> [STATED GOAL]:
The listing below should be printed exactly, every line of it. Skip the pictures.

[DATA FOR PROCESSING start]

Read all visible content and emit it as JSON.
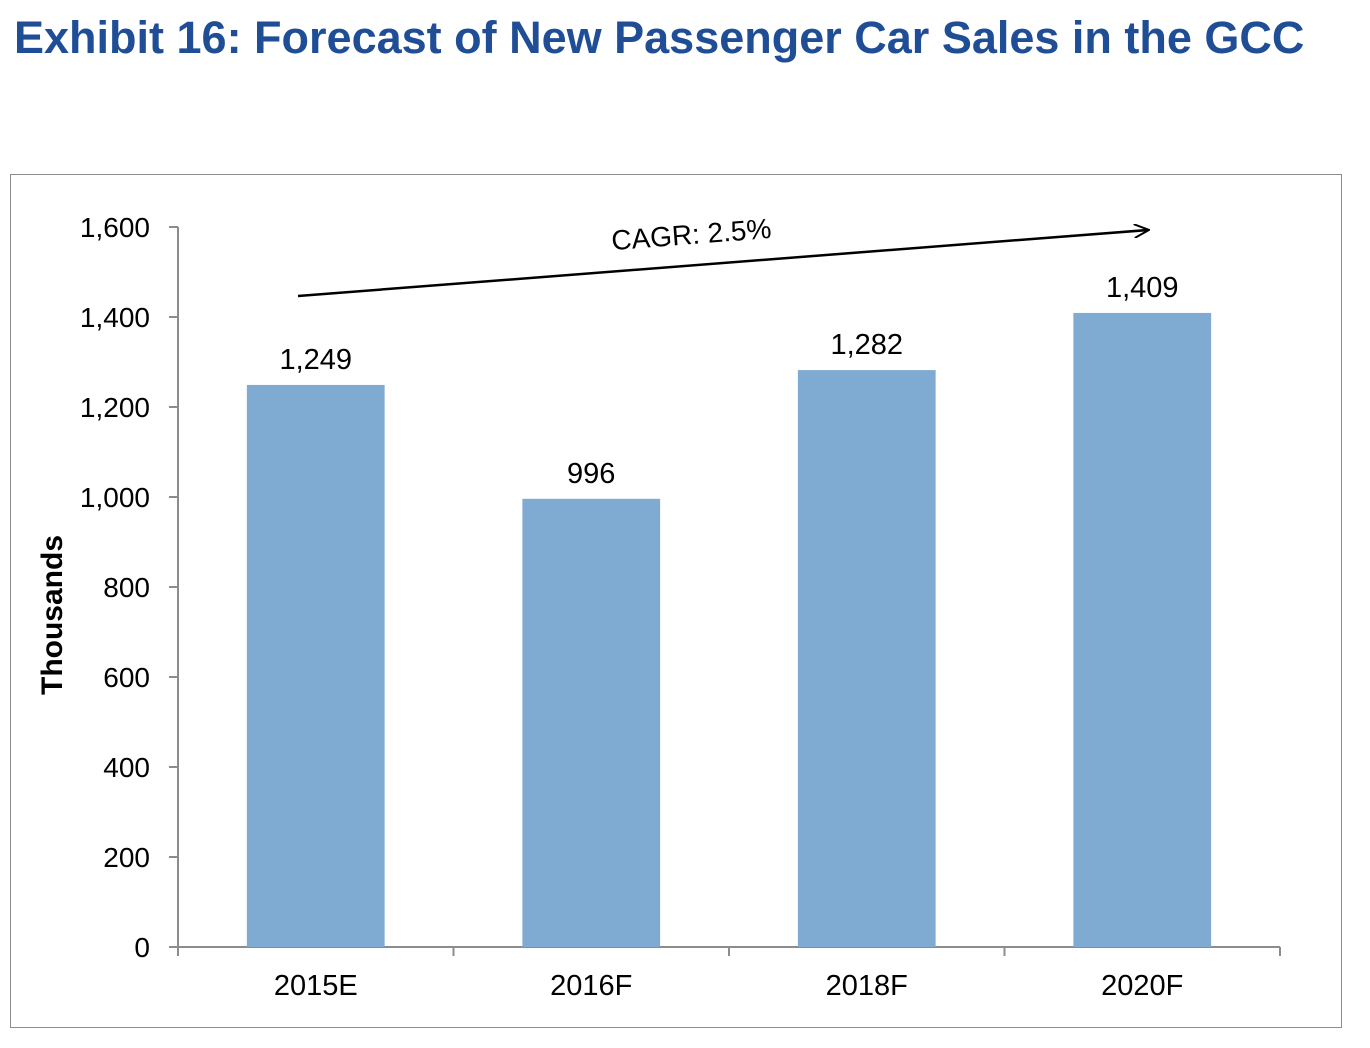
{
  "chart_data": {
    "type": "bar",
    "title": "Exhibit 16:  Forecast of New Passenger Car Sales in the GCC",
    "xlabel": "",
    "ylabel": "Thousands",
    "categories": [
      "2015E",
      "2016F",
      "2018F",
      "2020F"
    ],
    "values": [
      1249,
      996,
      1282,
      1409
    ],
    "data_labels": [
      "1,249",
      "996",
      "1,282",
      "1,409"
    ],
    "ylim": [
      0,
      1600
    ],
    "yticks": [
      0,
      200,
      400,
      600,
      800,
      1000,
      1200,
      1400,
      1600
    ],
    "ytick_labels": [
      "0",
      "200",
      "400",
      "600",
      "800",
      "1,000",
      "1,200",
      "1,400",
      "1,600"
    ],
    "annotation": "CAGR: 2.5%",
    "bar_color": "#7faad1",
    "title_color": "#1f4e96",
    "grid": false,
    "legend": "none"
  }
}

[DATA FOR PROCESSING end]

> [COMPLETED TASK]:
Read all visible content and emit it as JSON.
{
  "chart_data": {
    "type": "bar",
    "title": "Exhibit 16:  Forecast of New Passenger Car Sales in the GCC",
    "xlabel": "",
    "ylabel": "Thousands",
    "categories": [
      "2015E",
      "2016F",
      "2018F",
      "2020F"
    ],
    "values": [
      1249,
      996,
      1282,
      1409
    ],
    "data_labels": [
      "1,249",
      "996",
      "1,282",
      "1,409"
    ],
    "ylim": [
      0,
      1600
    ],
    "yticks": [
      0,
      200,
      400,
      600,
      800,
      1000,
      1200,
      1400,
      1600
    ],
    "ytick_labels": [
      "0",
      "200",
      "400",
      "600",
      "800",
      "1,000",
      "1,200",
      "1,400",
      "1,600"
    ],
    "annotation": "CAGR: 2.5%",
    "bar_color": "#7faad1",
    "title_color": "#1f4e96",
    "grid": false,
    "legend": "none"
  }
}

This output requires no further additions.